* [INSTRUCTIONS FOR THE TASK] Write out the full set of records below exactly.

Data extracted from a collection

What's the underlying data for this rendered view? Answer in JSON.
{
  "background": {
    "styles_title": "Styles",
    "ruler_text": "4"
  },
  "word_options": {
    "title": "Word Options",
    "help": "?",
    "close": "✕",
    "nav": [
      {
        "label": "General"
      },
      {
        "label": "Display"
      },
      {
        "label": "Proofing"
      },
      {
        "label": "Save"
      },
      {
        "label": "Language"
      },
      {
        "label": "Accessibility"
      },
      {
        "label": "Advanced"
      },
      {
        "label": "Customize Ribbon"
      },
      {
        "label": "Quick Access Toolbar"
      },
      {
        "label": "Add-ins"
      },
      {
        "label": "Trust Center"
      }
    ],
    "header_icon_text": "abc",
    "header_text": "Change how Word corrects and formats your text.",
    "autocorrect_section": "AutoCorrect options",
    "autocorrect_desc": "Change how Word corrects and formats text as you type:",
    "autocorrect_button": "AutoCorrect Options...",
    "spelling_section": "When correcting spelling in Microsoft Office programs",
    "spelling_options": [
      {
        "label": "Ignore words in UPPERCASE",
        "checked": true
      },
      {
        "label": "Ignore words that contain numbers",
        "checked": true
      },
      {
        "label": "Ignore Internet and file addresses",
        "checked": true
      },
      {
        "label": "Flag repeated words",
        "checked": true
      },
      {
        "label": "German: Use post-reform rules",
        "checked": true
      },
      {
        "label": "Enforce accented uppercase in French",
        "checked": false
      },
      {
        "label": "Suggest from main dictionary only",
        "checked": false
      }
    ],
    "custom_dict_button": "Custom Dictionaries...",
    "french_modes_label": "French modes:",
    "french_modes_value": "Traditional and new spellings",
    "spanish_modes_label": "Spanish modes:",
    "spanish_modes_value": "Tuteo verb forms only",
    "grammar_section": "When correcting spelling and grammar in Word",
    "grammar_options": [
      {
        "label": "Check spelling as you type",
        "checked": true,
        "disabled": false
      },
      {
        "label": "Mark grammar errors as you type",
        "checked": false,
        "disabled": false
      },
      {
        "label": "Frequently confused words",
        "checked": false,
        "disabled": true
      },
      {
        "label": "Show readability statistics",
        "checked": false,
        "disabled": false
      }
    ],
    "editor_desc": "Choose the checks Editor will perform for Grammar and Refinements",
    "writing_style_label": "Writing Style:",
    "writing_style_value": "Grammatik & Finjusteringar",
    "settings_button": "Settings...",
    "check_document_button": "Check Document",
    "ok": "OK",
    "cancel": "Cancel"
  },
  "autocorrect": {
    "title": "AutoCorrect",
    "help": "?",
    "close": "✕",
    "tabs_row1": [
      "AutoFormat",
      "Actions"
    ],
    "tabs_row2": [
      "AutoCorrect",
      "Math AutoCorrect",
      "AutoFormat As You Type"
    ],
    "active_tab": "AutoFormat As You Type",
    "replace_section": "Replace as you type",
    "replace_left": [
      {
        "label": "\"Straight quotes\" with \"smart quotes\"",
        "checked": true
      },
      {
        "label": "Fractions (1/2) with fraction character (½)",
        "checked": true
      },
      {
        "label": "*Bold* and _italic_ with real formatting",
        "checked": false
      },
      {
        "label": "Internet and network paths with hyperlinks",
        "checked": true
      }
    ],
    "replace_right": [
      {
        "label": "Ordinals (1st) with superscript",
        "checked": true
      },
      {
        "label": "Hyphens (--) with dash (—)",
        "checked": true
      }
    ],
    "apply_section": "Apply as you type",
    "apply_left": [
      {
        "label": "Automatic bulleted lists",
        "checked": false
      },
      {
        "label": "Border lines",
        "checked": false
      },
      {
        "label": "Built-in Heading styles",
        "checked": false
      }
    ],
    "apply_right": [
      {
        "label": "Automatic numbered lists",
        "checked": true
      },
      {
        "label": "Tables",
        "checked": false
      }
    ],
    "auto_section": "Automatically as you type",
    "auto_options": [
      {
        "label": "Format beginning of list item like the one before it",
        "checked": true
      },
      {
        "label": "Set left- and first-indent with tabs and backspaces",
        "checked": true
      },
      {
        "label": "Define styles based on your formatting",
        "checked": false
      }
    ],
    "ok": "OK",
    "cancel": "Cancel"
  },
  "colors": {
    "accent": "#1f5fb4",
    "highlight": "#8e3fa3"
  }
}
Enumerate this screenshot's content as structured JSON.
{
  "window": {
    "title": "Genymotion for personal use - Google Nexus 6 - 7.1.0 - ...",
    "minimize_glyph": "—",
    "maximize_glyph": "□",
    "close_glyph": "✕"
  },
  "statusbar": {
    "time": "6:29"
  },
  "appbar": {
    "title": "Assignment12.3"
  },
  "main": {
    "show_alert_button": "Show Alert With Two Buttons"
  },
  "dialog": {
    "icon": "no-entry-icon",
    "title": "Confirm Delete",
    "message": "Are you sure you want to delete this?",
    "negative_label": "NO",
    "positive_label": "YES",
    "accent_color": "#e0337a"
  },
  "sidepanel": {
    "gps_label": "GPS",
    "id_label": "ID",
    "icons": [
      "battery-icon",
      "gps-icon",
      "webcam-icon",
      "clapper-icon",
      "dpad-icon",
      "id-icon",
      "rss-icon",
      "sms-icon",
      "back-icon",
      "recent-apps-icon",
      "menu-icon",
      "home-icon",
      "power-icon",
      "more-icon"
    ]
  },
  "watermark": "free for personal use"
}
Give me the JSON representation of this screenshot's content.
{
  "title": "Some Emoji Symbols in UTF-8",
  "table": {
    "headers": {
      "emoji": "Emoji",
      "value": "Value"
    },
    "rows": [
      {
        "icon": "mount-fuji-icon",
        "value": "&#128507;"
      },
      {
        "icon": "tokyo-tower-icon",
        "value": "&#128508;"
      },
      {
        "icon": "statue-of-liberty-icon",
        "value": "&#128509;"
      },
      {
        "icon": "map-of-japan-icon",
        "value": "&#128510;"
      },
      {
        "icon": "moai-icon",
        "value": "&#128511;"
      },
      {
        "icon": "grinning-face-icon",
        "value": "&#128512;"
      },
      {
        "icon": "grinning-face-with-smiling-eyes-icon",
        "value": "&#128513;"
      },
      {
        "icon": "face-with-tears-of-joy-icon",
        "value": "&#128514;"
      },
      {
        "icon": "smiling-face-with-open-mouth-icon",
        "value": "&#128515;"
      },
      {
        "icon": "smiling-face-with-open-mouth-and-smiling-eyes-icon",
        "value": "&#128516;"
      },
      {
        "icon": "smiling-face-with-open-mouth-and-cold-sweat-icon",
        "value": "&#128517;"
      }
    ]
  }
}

* [FULL SOLUTION]
What's the underlying data for this rendered view? Answer in JSON.
{
  "background": {
    "styles_title": "Styles",
    "ruler_text": "4"
  },
  "word_options": {
    "title": "Word Options",
    "help": "?",
    "close": "✕",
    "nav": [
      {
        "label": "General"
      },
      {
        "label": "Display"
      },
      {
        "label": "Proofing"
      },
      {
        "label": "Save"
      },
      {
        "label": "Language"
      },
      {
        "label": "Accessibility"
      },
      {
        "label": "Advanced"
      },
      {
        "label": "Customize Ribbon"
      },
      {
        "label": "Quick Access Toolbar"
      },
      {
        "label": "Add-ins"
      },
      {
        "label": "Trust Center"
      }
    ],
    "header_icon_text": "abc",
    "header_text": "Change how Word corrects and formats your text.",
    "autocorrect_section": "AutoCorrect options",
    "autocorrect_desc": "Change how Word corrects and formats text as you type:",
    "autocorrect_button": "AutoCorrect Options...",
    "spelling_section": "When correcting spelling in Microsoft Office programs",
    "spelling_options": [
      {
        "label": "Ignore words in UPPERCASE",
        "checked": true
      },
      {
        "label": "Ignore words that contain numbers",
        "checked": true
      },
      {
        "label": "Ignore Internet and file addresses",
        "checked": true
      },
      {
        "label": "Flag repeated words",
        "checked": true
      },
      {
        "label": "German: Use post-reform rules",
        "checked": true
      },
      {
        "label": "Enforce accented uppercase in French",
        "checked": false
      },
      {
        "label": "Suggest from main dictionary only",
        "checked": false
      }
    ],
    "custom_dict_button": "Custom Dictionaries...",
    "french_modes_label": "French modes:",
    "french_modes_value": "Traditional and new spellings",
    "spanish_modes_label": "Spanish modes:",
    "spanish_modes_value": "Tuteo verb forms only",
    "grammar_section": "When correcting spelling and grammar in Word",
    "grammar_options": [
      {
        "label": "Check spelling as you type",
        "checked": true,
        "disabled": false
      },
      {
        "label": "Mark grammar errors as you type",
        "checked": false,
        "disabled": false
      },
      {
        "label": "Frequently confused words",
        "checked": false,
        "disabled": true
      },
      {
        "label": "Show readability statistics",
        "checked": false,
        "disabled": false
      }
    ],
    "editor_desc": "Choose the checks Editor will perform for Grammar and Refinements",
    "writing_style_label": "Writing Style:",
    "writing_style_value": "Grammatik & Finjusteringar",
    "settings_button": "Settings...",
    "check_document_button": "Check Document",
    "ok": "OK",
    "cancel": "Cancel"
  },
  "autocorrect": {
    "title": "AutoCorrect",
    "help": "?",
    "close": "✕",
    "tabs_row1": [
      "AutoFormat",
      "Actions"
    ],
    "tabs_row2": [
      "AutoCorrect",
      "Math AutoCorrect",
      "AutoFormat As You Type"
    ],
    "active_tab": "AutoFormat As You Type",
    "replace_section": "Replace as you type",
    "replace_left": [
      {
        "label": "\"Straight quotes\" with \"smart quotes\"",
        "checked": true
      },
      {
        "label": "Fractions (1/2) with fraction character (½)",
        "checked": true
      },
      {
        "label": "*Bold* and _italic_ with real formatting",
        "checked": false
      },
      {
        "label": "Internet and network paths with hyperlinks",
        "checked": true
      }
    ],
    "replace_right": [
      {
        "label": "Ordinals (1st) with superscript",
        "checked": true
      },
      {
        "label": "Hyphens (--) with dash (—)",
        "checked": true
      }
    ],
    "apply_section": "Apply as you type",
    "apply_left": [
      {
        "label": "Automatic bulleted lists",
        "checked": false
      },
      {
        "label": "Border lines",
        "checked": false
      },
      {
        "label": "Built-in Heading styles",
        "checked": false
      }
    ],
    "apply_right": [
      {
        "label": "Automatic numbered lists",
        "checked": true
      },
      {
        "label": "Tables",
        "checked": false
      }
    ],
    "auto_section": "Automatically as you type",
    "auto_options": [
      {
        "label": "Format beginning of list item like the one before it",
        "checked": true
      },
      {
        "label": "Set left- and first-indent with tabs and backspaces",
        "checked": true
      },
      {
        "label": "Define styles based on your formatting",
        "checked": false
      }
    ],
    "ok": "OK",
    "cancel": "Cancel"
  },
  "colors": {
    "accent": "#1f5fb4",
    "highlight": "#8e3fa3"
  }
}
Enumerate this screenshot's content as structured JSON.
{
  "window": {
    "title": "Genymotion for personal use - Google Nexus 6 - 7.1.0 - ...",
    "minimize_glyph": "—",
    "maximize_glyph": "□",
    "close_glyph": "✕"
  },
  "statusbar": {
    "time": "6:29"
  },
  "appbar": {
    "title": "Assignment12.3"
  },
  "main": {
    "show_alert_button": "Show Alert With Two Buttons"
  },
  "dialog": {
    "icon": "no-entry-icon",
    "title": "Confirm Delete",
    "message": "Are you sure you want to delete this?",
    "negative_label": "NO",
    "positive_label": "YES",
    "accent_color": "#e0337a"
  },
  "sidepanel": {
    "gps_label": "GPS",
    "id_label": "ID",
    "icons": [
      "battery-icon",
      "gps-icon",
      "webcam-icon",
      "clapper-icon",
      "dpad-icon",
      "id-icon",
      "rss-icon",
      "sms-icon",
      "back-icon",
      "recent-apps-icon",
      "menu-icon",
      "home-icon",
      "power-icon",
      "more-icon"
    ]
  },
  "watermark": "free for personal use"
}
Give me the JSON representation of this screenshot's content.
{
  "title": "Some Emoji Symbols in UTF-8",
  "table": {
    "headers": {
      "emoji": "Emoji",
      "value": "Value"
    },
    "rows": [
      {
        "icon": "mount-fuji-icon",
        "value": "&#128507;"
      },
      {
        "icon": "tokyo-tower-icon",
        "value": "&#128508;"
      },
      {
        "icon": "statue-of-liberty-icon",
        "value": "&#128509;"
      },
      {
        "icon": "map-of-japan-icon",
        "value": "&#128510;"
      },
      {
        "icon": "moai-icon",
        "value": "&#128511;"
      },
      {
        "icon": "grinning-face-icon",
        "value": "&#128512;"
      },
      {
        "icon": "grinning-face-with-smiling-eyes-icon",
        "value": "&#128513;"
      },
      {
        "icon": "face-with-tears-of-joy-icon",
        "value": "&#128514;"
      },
      {
        "icon": "smiling-face-with-open-mouth-icon",
        "value": "&#128515;"
      },
      {
        "icon": "smiling-face-with-open-mouth-and-smiling-eyes-icon",
        "value": "&#128516;"
      },
      {
        "icon": "smiling-face-with-open-mouth-and-cold-sweat-icon",
        "value": "&#128517;"
      }
    ]
  }
}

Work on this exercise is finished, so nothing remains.